--- Start SOURCE DATA ---

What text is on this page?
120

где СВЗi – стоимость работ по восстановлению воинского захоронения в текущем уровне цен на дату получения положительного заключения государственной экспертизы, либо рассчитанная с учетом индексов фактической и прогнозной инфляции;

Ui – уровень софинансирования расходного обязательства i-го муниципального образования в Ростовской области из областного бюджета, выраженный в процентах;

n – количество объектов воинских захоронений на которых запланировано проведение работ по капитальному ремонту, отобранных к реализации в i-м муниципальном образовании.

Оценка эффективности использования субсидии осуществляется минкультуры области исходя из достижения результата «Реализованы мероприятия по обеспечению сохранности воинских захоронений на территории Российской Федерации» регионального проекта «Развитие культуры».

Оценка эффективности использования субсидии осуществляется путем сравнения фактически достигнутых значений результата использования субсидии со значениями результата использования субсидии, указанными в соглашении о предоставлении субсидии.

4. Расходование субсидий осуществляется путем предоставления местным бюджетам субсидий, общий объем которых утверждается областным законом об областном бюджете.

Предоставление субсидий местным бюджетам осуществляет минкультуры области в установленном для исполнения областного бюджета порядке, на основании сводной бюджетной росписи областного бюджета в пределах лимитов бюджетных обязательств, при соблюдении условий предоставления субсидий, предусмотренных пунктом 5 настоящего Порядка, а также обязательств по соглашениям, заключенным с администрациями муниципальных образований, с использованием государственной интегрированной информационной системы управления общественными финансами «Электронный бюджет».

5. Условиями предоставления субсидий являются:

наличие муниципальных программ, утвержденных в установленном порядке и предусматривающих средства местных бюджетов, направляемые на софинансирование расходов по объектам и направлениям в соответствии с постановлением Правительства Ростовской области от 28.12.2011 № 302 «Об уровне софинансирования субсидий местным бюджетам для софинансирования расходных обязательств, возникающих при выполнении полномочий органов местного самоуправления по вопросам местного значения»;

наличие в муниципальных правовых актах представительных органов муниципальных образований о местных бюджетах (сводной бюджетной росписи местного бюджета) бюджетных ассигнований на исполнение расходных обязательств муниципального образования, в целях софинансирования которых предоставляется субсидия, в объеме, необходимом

--- End SOURCE DATA ---

■ **TASK PROMPT**:
Return all of the data exactly as it reads.

■ **RESULT**:
What text is on this page?
120

где СВЗi – стоимость работ по восстановлению воинского захоронения в текущем уровне цен на дату получения положительного заключения государственной экспертизы, либо рассчитанная с учетом индексов фактической и прогнозной инфляции;

Ui – уровень софинансирования расходного обязательства i-го муниципального образования в Ростовской области из областного бюджета, выраженный в процентах;

n – количество объектов воинских захоронений на которых запланировано проведение работ по капитальному ремонту, отобранных к реализации в i-м муниципальном образовании.

Оценка эффективности использования субсидии осуществляется минкультуры области исходя из достижения результата «Реализованы мероприятия по обеспечению сохранности воинских захоронений на территории Российской Федерации» регионального проекта «Развитие культуры».

Оценка эффективности использования субсидии осуществляется путем сравнения фактически достигнутых значений результата использования субсидии со значениями результата использования субсидии, указанными в соглашении о предоставлении субсидии.

4. Расходование субсидий осуществляется путем предоставления местным бюджетам субсидий, общий объем которых утверждается областным законом об областном бюджете.

Предоставление субсидий местным бюджетам осуществляет минкультуры области в установленном для исполнения областного бюджета порядке, на основании сводной бюджетной росписи областного бюджета в пределах лимитов бюджетных обязательств, при соблюдении условий предоставления субсидий, предусмотренных пунктом 5 настоящего Порядка, а также обязательств по соглашениям, заключенным с администрациями муниципальных образований, с использованием государственной интегрированной информационной системы управления общественными финансами «Электронный бюджет».

5. Условиями предоставления субсидий являются:

наличие муниципальных программ, утвержденных в установленном порядке и предусматривающих средства местных бюджетов, направляемые на софинансирование расходов по объектам и направлениям в соответствии с постановлением Правительства Ростовской области от 28.12.2011 № 302 «Об уровне софинансирования субсидий местным бюджетам для софинансирования расходных обязательств, возникающих при выполнении полномочий органов местного самоуправления по вопросам местного значения»;

наличие в муниципальных правовых актах представительных органов муниципальных образований о местных бюджетах (сводной бюджетной росписи местного бюджета) бюджетных ассигнований на исполнение расходных обязательств муниципального образования, в целях софинансирования которых предоставляется субсидия, в объеме, необходимом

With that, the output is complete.